-- START MATERIAL TO PROCESS --

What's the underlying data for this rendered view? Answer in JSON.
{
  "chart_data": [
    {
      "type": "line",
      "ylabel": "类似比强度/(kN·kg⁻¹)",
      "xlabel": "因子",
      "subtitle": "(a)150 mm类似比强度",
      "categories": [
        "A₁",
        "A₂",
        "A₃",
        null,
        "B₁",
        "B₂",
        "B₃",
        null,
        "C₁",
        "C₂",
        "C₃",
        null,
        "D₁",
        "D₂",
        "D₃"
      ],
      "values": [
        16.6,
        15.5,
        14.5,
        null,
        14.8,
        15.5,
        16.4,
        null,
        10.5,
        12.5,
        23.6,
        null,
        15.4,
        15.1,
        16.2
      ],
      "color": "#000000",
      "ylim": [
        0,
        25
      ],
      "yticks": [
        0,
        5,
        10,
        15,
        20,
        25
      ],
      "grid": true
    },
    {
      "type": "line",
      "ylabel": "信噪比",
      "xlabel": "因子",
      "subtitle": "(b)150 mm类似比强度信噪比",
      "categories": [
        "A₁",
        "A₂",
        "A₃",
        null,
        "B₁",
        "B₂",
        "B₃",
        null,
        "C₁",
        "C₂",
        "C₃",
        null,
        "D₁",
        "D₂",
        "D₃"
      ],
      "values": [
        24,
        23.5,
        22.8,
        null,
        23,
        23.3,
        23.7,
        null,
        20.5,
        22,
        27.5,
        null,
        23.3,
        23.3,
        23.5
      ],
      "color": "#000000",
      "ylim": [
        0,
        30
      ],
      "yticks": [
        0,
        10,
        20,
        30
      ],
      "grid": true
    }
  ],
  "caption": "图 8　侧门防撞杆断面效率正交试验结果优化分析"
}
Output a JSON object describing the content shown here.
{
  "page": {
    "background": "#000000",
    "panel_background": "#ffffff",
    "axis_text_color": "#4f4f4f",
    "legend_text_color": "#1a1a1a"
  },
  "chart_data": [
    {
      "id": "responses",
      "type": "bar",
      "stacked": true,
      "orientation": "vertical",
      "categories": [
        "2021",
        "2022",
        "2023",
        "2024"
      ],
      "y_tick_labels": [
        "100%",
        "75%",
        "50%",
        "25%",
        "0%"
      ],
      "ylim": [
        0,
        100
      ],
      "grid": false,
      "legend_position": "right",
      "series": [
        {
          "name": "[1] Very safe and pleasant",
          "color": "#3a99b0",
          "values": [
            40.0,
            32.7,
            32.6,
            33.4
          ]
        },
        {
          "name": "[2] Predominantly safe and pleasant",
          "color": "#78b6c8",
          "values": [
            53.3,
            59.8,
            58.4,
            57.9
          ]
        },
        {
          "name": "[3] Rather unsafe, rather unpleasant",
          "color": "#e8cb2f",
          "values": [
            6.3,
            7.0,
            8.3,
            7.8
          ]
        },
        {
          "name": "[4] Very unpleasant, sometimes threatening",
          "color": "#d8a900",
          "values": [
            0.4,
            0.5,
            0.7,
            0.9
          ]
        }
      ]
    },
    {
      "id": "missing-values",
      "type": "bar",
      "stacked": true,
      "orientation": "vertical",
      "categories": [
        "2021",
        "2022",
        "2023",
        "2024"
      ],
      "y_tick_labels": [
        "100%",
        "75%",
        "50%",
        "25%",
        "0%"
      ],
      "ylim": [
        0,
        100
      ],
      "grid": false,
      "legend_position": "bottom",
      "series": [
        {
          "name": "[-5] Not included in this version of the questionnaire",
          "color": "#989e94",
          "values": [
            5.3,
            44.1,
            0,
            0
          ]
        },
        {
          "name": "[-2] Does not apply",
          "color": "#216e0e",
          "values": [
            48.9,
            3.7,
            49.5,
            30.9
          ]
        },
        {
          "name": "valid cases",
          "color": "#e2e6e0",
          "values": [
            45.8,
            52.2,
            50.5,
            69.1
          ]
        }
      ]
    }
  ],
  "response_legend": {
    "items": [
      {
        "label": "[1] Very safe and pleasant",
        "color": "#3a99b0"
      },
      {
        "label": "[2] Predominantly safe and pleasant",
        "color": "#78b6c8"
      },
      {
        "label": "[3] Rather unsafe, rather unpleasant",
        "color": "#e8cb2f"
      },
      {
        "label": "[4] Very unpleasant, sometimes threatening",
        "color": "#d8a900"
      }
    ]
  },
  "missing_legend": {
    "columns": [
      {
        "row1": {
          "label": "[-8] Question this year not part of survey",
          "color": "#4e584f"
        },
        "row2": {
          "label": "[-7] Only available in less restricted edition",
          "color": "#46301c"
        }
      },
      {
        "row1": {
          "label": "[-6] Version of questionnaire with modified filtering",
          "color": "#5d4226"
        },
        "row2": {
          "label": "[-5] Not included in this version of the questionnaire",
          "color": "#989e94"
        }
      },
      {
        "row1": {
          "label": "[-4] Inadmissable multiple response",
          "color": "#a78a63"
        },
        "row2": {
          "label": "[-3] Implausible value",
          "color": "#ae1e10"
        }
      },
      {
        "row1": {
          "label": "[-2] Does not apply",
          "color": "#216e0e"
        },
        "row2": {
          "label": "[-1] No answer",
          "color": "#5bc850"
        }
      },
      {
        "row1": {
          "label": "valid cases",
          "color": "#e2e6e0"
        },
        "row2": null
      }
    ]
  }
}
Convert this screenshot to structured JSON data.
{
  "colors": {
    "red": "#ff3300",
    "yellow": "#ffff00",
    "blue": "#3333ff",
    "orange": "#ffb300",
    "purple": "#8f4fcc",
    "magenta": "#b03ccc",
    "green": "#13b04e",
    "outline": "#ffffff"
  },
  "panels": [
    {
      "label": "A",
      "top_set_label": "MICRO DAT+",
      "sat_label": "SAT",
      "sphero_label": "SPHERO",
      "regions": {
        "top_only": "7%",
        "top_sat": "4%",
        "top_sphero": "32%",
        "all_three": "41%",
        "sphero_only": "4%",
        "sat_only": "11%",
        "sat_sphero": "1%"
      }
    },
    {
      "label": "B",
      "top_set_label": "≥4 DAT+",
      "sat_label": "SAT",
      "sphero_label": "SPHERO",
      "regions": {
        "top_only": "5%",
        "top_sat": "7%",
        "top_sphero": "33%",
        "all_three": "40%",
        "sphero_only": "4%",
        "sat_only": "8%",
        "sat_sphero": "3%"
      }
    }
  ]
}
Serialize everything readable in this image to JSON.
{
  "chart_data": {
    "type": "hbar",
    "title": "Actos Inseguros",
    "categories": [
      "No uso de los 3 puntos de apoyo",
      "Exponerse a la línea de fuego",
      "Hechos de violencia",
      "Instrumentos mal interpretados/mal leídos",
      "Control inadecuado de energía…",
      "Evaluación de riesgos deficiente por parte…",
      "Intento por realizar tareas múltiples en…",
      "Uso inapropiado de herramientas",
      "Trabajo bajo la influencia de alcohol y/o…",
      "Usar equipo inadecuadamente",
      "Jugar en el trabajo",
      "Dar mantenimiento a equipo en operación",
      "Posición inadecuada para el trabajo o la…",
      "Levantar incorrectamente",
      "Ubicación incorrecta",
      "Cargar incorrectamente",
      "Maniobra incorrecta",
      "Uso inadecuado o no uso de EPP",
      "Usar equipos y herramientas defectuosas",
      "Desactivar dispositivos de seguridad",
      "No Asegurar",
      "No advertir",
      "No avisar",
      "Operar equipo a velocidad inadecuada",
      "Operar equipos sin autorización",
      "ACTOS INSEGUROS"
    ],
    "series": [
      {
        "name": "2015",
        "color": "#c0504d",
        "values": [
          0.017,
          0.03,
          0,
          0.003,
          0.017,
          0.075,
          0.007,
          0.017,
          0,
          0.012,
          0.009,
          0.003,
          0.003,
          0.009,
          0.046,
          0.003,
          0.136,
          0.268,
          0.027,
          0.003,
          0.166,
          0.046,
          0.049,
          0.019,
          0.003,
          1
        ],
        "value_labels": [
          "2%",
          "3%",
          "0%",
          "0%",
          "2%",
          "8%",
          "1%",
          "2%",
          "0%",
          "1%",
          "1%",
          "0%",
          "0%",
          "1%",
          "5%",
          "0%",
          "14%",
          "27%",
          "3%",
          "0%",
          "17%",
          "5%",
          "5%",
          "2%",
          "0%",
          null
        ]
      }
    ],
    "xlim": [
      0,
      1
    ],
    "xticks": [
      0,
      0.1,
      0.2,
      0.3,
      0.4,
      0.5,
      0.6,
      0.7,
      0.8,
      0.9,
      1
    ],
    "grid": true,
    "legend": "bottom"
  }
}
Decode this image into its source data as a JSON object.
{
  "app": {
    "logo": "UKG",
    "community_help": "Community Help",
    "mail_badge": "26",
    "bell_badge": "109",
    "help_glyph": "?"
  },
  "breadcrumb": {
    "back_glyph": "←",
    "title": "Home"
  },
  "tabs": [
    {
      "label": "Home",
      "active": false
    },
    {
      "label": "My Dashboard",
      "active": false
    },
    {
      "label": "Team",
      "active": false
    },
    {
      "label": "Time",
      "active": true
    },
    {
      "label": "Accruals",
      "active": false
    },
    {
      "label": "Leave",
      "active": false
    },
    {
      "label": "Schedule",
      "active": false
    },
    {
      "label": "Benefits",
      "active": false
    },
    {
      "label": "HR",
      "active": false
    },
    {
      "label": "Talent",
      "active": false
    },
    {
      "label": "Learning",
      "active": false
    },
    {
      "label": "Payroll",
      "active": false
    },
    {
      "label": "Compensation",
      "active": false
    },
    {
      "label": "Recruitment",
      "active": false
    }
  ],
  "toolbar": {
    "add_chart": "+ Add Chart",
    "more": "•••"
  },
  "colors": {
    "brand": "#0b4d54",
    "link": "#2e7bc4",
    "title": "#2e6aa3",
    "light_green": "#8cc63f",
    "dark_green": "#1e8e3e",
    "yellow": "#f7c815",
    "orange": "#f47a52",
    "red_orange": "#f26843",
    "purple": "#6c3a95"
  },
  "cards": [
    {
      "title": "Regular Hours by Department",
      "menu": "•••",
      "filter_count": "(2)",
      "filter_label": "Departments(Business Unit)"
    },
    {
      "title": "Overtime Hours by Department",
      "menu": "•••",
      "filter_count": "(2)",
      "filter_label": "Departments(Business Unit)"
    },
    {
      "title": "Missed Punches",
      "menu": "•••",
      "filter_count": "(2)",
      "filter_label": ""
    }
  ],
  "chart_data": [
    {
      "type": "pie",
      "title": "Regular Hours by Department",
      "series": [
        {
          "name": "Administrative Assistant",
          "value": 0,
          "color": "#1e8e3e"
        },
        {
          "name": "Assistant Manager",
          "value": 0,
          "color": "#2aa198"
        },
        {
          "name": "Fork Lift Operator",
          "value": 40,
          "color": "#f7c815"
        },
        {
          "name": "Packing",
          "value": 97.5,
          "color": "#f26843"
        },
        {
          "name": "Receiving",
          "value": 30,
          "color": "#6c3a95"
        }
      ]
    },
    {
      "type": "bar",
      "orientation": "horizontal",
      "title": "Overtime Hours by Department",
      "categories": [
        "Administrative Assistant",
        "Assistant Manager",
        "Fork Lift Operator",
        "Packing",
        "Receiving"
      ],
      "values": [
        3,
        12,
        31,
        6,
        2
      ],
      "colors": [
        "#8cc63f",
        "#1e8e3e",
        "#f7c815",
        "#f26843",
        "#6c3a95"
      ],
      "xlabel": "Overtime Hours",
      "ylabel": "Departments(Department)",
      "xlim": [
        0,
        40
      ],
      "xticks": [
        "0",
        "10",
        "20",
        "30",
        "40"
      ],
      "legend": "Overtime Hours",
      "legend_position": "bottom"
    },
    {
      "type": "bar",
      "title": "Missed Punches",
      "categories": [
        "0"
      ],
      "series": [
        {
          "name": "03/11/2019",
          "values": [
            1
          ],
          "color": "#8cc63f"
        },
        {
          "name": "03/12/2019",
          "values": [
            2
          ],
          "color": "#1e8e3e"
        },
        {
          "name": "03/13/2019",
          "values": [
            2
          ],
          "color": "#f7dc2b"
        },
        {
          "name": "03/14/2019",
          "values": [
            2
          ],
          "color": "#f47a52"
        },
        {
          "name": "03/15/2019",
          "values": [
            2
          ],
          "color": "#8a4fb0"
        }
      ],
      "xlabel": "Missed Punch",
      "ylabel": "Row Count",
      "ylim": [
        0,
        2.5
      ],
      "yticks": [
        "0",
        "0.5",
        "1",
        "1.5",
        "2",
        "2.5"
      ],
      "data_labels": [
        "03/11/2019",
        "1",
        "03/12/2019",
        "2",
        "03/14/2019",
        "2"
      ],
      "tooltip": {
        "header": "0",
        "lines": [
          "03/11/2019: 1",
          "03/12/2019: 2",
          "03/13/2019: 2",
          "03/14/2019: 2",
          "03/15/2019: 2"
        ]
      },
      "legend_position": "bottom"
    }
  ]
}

-- END MATERIAL TO PROCESS --

In how many lines of the data does the string "Predominantly" appear? Give only the number.

2